Record list start

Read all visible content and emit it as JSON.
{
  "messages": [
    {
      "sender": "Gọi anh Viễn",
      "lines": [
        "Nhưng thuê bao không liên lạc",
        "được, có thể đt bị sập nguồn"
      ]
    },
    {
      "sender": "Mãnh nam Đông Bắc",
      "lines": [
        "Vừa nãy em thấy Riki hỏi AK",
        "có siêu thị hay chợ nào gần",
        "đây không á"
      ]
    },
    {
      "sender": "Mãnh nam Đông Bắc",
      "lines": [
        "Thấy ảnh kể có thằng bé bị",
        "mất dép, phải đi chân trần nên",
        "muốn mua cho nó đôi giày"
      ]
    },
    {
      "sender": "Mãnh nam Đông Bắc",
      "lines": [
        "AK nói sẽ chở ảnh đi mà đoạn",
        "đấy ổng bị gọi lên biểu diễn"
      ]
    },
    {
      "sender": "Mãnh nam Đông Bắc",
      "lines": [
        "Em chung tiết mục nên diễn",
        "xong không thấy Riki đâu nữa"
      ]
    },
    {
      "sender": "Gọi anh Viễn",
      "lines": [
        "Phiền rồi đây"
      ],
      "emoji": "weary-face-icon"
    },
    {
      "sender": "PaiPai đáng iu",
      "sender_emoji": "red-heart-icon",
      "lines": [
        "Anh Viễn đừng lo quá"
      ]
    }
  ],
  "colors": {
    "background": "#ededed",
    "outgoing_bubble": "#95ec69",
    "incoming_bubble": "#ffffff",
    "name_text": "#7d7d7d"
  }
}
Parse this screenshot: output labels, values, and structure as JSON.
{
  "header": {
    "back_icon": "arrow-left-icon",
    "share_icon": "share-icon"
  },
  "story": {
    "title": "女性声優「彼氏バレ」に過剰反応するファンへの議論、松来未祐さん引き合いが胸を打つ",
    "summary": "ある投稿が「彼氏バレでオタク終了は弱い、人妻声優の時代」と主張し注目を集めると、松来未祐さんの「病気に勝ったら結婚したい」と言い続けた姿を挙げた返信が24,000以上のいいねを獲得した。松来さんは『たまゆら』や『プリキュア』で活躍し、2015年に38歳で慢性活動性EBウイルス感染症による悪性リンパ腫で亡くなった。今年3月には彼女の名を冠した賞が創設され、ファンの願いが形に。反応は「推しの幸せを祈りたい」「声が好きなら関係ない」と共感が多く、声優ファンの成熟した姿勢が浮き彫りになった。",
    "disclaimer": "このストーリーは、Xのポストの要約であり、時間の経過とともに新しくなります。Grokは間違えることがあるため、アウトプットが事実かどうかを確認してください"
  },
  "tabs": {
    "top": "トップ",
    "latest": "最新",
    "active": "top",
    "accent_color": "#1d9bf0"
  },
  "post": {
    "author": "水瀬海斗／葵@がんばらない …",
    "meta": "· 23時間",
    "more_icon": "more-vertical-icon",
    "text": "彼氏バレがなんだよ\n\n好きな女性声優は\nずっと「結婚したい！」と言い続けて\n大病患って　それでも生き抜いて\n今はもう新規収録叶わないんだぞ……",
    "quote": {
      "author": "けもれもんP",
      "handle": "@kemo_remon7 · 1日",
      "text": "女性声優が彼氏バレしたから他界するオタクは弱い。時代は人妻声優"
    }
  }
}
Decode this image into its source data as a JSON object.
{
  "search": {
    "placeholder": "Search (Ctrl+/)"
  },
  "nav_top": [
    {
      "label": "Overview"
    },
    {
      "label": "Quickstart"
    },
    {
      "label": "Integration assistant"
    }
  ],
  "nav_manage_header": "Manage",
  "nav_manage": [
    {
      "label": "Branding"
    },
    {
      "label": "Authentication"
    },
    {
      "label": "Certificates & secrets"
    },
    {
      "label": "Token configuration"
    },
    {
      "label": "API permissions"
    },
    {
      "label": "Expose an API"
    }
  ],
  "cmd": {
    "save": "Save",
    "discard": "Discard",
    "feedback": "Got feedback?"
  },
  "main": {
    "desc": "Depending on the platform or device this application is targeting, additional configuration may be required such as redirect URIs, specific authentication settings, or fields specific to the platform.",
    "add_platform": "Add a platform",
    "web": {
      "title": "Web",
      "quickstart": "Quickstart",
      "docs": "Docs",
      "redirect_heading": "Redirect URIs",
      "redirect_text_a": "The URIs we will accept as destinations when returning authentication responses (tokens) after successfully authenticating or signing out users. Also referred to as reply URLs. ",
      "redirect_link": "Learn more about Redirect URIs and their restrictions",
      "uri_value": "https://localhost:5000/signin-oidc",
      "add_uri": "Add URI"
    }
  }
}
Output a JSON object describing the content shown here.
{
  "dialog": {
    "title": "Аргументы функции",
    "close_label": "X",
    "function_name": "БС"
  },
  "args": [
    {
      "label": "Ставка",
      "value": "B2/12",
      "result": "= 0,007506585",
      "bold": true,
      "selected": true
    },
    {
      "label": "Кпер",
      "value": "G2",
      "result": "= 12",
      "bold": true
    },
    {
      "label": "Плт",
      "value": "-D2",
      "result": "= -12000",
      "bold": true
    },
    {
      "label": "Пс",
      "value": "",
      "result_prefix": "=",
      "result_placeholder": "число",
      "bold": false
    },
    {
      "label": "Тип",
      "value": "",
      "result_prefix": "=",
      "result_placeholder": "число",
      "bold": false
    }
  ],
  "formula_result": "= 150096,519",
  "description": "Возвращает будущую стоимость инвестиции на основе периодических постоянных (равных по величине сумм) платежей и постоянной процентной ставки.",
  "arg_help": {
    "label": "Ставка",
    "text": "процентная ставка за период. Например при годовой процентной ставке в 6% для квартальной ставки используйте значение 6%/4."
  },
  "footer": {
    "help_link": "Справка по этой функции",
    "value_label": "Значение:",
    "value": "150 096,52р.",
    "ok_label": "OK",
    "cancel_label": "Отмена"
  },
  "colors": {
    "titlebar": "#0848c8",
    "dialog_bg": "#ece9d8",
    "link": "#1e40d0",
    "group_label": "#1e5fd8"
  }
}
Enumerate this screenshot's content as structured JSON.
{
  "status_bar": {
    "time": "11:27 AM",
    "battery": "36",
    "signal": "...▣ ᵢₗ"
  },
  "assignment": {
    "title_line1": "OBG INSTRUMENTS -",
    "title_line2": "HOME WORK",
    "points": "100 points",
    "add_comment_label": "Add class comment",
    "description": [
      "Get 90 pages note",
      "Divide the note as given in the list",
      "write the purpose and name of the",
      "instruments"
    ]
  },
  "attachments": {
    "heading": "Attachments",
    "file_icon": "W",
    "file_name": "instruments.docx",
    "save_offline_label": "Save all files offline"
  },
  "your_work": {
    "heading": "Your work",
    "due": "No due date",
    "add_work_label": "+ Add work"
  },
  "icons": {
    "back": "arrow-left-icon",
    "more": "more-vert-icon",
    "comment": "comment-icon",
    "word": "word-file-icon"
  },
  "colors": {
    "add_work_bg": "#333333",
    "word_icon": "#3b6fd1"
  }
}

Record list end

**What the task requires:** Copy all data exactly, start to finish.

**Written solution:**
Read all visible content and emit it as JSON.
{
  "messages": [
    {
      "sender": "Gọi anh Viễn",
      "lines": [
        "Nhưng thuê bao không liên lạc",
        "được, có thể đt bị sập nguồn"
      ]
    },
    {
      "sender": "Mãnh nam Đông Bắc",
      "lines": [
        "Vừa nãy em thấy Riki hỏi AK",
        "có siêu thị hay chợ nào gần",
        "đây không á"
      ]
    },
    {
      "sender": "Mãnh nam Đông Bắc",
      "lines": [
        "Thấy ảnh kể có thằng bé bị",
        "mất dép, phải đi chân trần nên",
        "muốn mua cho nó đôi giày"
      ]
    },
    {
      "sender": "Mãnh nam Đông Bắc",
      "lines": [
        "AK nói sẽ chở ảnh đi mà đoạn",
        "đấy ổng bị gọi lên biểu diễn"
      ]
    },
    {
      "sender": "Mãnh nam Đông Bắc",
      "lines": [
        "Em chung tiết mục nên diễn",
        "xong không thấy Riki đâu nữa"
      ]
    },
    {
      "sender": "Gọi anh Viễn",
      "lines": [
        "Phiền rồi đây"
      ],
      "emoji": "weary-face-icon"
    },
    {
      "sender": "PaiPai đáng iu",
      "sender_emoji": "red-heart-icon",
      "lines": [
        "Anh Viễn đừng lo quá"
      ]
    }
  ],
  "colors": {
    "background": "#ededed",
    "outgoing_bubble": "#95ec69",
    "incoming_bubble": "#ffffff",
    "name_text": "#7d7d7d"
  }
}
Parse this screenshot: output labels, values, and structure as JSON.
{
  "header": {
    "back_icon": "arrow-left-icon",
    "share_icon": "share-icon"
  },
  "story": {
    "title": "女性声優「彼氏バレ」に過剰反応するファンへの議論、松来未祐さん引き合いが胸を打つ",
    "summary": "ある投稿が「彼氏バレでオタク終了は弱い、人妻声優の時代」と主張し注目を集めると、松来未祐さんの「病気に勝ったら結婚したい」と言い続けた姿を挙げた返信が24,000以上のいいねを獲得した。松来さんは『たまゆら』や『プリキュア』で活躍し、2015年に38歳で慢性活動性EBウイルス感染症による悪性リンパ腫で亡くなった。今年3月には彼女の名を冠した賞が創設され、ファンの願いが形に。反応は「推しの幸せを祈りたい」「声が好きなら関係ない」と共感が多く、声優ファンの成熟した姿勢が浮き彫りになった。",
    "disclaimer": "このストーリーは、Xのポストの要約であり、時間の経過とともに新しくなります。Grokは間違えることがあるため、アウトプットが事実かどうかを確認してください"
  },
  "tabs": {
    "top": "トップ",
    "latest": "最新",
    "active": "top",
    "accent_color": "#1d9bf0"
  },
  "post": {
    "author": "水瀬海斗／葵@がんばらない …",
    "meta": "· 23時間",
    "more_icon": "more-vertical-icon",
    "text": "彼氏バレがなんだよ\n\n好きな女性声優は\nずっと「結婚したい！」と言い続けて\n大病患って　それでも生き抜いて\n今はもう新規収録叶わないんだぞ……",
    "quote": {
      "author": "けもれもんP",
      "handle": "@kemo_remon7 · 1日",
      "text": "女性声優が彼氏バレしたから他界するオタクは弱い。時代は人妻声優"
    }
  }
}
Decode this image into its source data as a JSON object.
{
  "search": {
    "placeholder": "Search (Ctrl+/)"
  },
  "nav_top": [
    {
      "label": "Overview"
    },
    {
      "label": "Quickstart"
    },
    {
      "label": "Integration assistant"
    }
  ],
  "nav_manage_header": "Manage",
  "nav_manage": [
    {
      "label": "Branding"
    },
    {
      "label": "Authentication"
    },
    {
      "label": "Certificates & secrets"
    },
    {
      "label": "Token configuration"
    },
    {
      "label": "API permissions"
    },
    {
      "label": "Expose an API"
    }
  ],
  "cmd": {
    "save": "Save",
    "discard": "Discard",
    "feedback": "Got feedback?"
  },
  "main": {
    "desc": "Depending on the platform or device this application is targeting, additional configuration may be required such as redirect URIs, specific authentication settings, or fields specific to the platform.",
    "add_platform": "Add a platform",
    "web": {
      "title": "Web",
      "quickstart": "Quickstart",
      "docs": "Docs",
      "redirect_heading": "Redirect URIs",
      "redirect_text_a": "The URIs we will accept as destinations when returning authentication responses (tokens) after successfully authenticating or signing out users. Also referred to as reply URLs. ",
      "redirect_link": "Learn more about Redirect URIs and their restrictions",
      "uri_value": "https://localhost:5000/signin-oidc",
      "add_uri": "Add URI"
    }
  }
}
Output a JSON object describing the content shown here.
{
  "dialog": {
    "title": "Аргументы функции",
    "close_label": "X",
    "function_name": "БС"
  },
  "args": [
    {
      "label": "Ставка",
      "value": "B2/12",
      "result": "= 0,007506585",
      "bold": true,
      "selected": true
    },
    {
      "label": "Кпер",
      "value": "G2",
      "result": "= 12",
      "bold": true
    },
    {
      "label": "Плт",
      "value": "-D2",
      "result": "= -12000",
      "bold": true
    },
    {
      "label": "Пс",
      "value": "",
      "result_prefix": "=",
      "result_placeholder": "число",
      "bold": false
    },
    {
      "label": "Тип",
      "value": "",
      "result_prefix": "=",
      "result_placeholder": "число",
      "bold": false
    }
  ],
  "formula_result": "= 150096,519",
  "description": "Возвращает будущую стоимость инвестиции на основе периодических постоянных (равных по величине сумм) платежей и постоянной процентной ставки.",
  "arg_help": {
    "label": "Ставка",
    "text": "процентная ставка за период. Например при годовой процентной ставке в 6% для квартальной ставки используйте значение 6%/4."
  },
  "footer": {
    "help_link": "Справка по этой функции",
    "value_label": "Значение:",
    "value": "150 096,52р.",
    "ok_label": "OK",
    "cancel_label": "Отмена"
  },
  "colors": {
    "titlebar": "#0848c8",
    "dialog_bg": "#ece9d8",
    "link": "#1e40d0",
    "group_label": "#1e5fd8"
  }
}
Enumerate this screenshot's content as structured JSON.
{
  "status_bar": {
    "time": "11:27 AM",
    "battery": "36",
    "signal": "...▣ ᵢₗ"
  },
  "assignment": {
    "title_line1": "OBG INSTRUMENTS -",
    "title_line2": "HOME WORK",
    "points": "100 points",
    "add_comment_label": "Add class comment",
    "description": [
      "Get 90 pages note",
      "Divide the note as given in the list",
      "write the purpose and name of the",
      "instruments"
    ]
  },
  "attachments": {
    "heading": "Attachments",
    "file_icon": "W",
    "file_name": "instruments.docx",
    "save_offline_label": "Save all files offline"
  },
  "your_work": {
    "heading": "Your work",
    "due": "No due date",
    "add_work_label": "+ Add work"
  },
  "icons": {
    "back": "arrow-left-icon",
    "more": "more-vert-icon",
    "comment": "comment-icon",
    "word": "word-file-icon"
  },
  "colors": {
    "add_work_bg": "#333333",
    "word_icon": "#3b6fd1"
  }
}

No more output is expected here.